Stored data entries
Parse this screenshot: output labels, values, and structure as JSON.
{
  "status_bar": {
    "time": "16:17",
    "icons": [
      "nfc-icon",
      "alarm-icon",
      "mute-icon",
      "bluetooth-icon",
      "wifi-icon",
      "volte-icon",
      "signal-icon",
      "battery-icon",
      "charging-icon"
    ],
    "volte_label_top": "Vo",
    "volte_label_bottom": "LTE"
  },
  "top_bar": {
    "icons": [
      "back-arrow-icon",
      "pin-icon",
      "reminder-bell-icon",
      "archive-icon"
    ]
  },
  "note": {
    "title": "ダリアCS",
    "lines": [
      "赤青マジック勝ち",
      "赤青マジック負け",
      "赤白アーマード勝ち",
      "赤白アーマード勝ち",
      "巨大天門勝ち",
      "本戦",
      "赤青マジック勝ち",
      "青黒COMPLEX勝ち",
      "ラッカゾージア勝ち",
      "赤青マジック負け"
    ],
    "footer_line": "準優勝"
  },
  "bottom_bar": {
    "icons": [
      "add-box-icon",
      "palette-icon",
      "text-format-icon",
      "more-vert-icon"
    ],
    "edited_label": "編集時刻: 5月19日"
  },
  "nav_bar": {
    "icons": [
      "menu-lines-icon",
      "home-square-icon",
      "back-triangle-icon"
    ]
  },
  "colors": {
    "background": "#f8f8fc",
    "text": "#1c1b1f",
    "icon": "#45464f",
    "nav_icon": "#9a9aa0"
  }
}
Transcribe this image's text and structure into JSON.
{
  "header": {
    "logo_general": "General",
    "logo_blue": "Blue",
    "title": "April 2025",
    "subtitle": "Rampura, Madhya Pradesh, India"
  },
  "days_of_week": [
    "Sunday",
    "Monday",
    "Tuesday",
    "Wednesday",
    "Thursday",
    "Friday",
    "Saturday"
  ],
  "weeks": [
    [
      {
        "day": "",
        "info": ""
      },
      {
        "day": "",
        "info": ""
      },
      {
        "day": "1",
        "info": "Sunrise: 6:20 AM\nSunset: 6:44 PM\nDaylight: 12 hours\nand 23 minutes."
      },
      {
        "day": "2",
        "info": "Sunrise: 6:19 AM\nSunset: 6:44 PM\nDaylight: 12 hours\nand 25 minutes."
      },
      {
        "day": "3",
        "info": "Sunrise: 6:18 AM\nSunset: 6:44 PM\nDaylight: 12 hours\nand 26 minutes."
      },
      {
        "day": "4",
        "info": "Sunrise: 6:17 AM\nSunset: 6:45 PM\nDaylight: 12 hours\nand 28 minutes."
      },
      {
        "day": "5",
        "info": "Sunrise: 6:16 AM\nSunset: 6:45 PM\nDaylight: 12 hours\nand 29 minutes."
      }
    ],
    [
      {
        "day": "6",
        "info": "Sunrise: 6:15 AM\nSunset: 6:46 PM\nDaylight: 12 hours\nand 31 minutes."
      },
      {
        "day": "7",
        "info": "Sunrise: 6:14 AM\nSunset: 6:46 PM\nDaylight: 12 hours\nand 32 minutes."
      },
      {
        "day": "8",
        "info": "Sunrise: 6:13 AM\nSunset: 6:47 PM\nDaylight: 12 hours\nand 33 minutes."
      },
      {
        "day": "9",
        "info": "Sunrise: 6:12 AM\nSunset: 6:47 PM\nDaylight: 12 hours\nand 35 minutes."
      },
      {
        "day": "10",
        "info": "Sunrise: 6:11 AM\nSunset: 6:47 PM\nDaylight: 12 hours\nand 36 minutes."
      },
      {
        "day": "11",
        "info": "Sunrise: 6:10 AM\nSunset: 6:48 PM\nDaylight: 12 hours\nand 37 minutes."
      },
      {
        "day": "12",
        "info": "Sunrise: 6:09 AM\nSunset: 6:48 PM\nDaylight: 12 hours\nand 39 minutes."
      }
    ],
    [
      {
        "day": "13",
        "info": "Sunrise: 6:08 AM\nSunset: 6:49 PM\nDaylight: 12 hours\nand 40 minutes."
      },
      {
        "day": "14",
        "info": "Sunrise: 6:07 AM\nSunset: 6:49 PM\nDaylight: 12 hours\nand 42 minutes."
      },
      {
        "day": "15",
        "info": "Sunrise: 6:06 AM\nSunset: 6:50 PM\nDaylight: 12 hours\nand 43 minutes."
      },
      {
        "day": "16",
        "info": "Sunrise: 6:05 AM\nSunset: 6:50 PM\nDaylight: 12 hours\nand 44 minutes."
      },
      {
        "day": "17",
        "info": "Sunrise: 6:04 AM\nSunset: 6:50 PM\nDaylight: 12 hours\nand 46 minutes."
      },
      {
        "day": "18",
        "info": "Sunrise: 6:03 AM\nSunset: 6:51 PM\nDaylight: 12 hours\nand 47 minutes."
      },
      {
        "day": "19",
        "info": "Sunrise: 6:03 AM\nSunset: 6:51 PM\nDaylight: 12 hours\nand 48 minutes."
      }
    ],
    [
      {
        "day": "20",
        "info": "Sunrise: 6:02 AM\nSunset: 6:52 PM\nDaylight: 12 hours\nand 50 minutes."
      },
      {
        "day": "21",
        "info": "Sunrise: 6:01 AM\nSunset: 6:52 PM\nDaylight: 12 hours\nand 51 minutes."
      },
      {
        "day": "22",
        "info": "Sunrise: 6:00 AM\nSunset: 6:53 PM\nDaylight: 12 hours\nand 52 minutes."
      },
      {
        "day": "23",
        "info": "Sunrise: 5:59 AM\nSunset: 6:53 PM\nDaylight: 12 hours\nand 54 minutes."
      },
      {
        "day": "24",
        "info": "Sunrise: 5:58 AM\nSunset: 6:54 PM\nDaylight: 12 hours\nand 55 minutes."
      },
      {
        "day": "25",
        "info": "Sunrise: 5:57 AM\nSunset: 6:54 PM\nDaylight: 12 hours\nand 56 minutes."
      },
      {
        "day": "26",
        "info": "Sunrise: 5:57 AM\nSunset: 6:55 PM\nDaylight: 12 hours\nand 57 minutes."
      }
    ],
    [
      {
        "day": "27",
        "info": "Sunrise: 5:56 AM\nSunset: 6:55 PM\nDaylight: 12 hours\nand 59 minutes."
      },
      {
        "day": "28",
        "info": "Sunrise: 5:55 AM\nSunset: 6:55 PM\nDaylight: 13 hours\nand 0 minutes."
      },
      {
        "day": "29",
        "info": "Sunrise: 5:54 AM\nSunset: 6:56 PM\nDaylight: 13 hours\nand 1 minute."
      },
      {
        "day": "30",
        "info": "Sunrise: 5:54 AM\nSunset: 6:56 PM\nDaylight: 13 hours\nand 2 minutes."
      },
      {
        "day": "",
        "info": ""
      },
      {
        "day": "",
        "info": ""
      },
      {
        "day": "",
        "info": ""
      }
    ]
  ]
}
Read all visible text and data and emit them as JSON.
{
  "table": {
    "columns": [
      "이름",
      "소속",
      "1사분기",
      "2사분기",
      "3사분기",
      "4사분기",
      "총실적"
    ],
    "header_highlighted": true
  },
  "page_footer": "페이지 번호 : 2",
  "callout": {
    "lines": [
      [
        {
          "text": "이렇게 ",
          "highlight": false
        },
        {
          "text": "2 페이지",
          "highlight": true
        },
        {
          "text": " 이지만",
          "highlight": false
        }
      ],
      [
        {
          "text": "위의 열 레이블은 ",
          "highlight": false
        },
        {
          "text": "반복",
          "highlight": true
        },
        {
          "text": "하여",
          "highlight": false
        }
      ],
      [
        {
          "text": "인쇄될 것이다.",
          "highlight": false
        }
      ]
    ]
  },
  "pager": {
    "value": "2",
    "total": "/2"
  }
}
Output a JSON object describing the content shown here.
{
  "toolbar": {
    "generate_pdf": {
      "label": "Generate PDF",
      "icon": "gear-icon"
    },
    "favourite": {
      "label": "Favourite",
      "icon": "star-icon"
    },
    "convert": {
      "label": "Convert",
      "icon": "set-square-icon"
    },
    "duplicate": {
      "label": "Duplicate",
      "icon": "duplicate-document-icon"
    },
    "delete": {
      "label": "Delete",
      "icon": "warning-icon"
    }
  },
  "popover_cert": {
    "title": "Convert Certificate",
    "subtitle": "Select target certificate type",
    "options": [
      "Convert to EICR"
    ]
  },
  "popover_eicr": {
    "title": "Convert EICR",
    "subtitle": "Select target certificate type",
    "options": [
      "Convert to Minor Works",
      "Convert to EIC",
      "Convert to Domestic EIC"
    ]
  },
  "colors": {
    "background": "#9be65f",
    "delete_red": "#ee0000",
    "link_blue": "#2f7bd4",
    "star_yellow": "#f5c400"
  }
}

- Requirements -
Take every line from the one containing "Output a JSON" to the end of the listing and output it exactly, with nothing else.

- Result of this task -
Output a JSON object describing the content shown here.
{
  "toolbar": {
    "generate_pdf": {
      "label": "Generate PDF",
      "icon": "gear-icon"
    },
    "favourite": {
      "label": "Favourite",
      "icon": "star-icon"
    },
    "convert": {
      "label": "Convert",
      "icon": "set-square-icon"
    },
    "duplicate": {
      "label": "Duplicate",
      "icon": "duplicate-document-icon"
    },
    "delete": {
      "label": "Delete",
      "icon": "warning-icon"
    }
  },
  "popover_cert": {
    "title": "Convert Certificate",
    "subtitle": "Select target certificate type",
    "options": [
      "Convert to EICR"
    ]
  },
  "popover_eicr": {
    "title": "Convert EICR",
    "subtitle": "Select target certificate type",
    "options": [
      "Convert to Minor Works",
      "Convert to EIC",
      "Convert to Domestic EIC"
    ]
  },
  "colors": {
    "background": "#9be65f",
    "delete_red": "#ee0000",
    "link_blue": "#2f7bd4",
    "star_yellow": "#f5c400"
  }
}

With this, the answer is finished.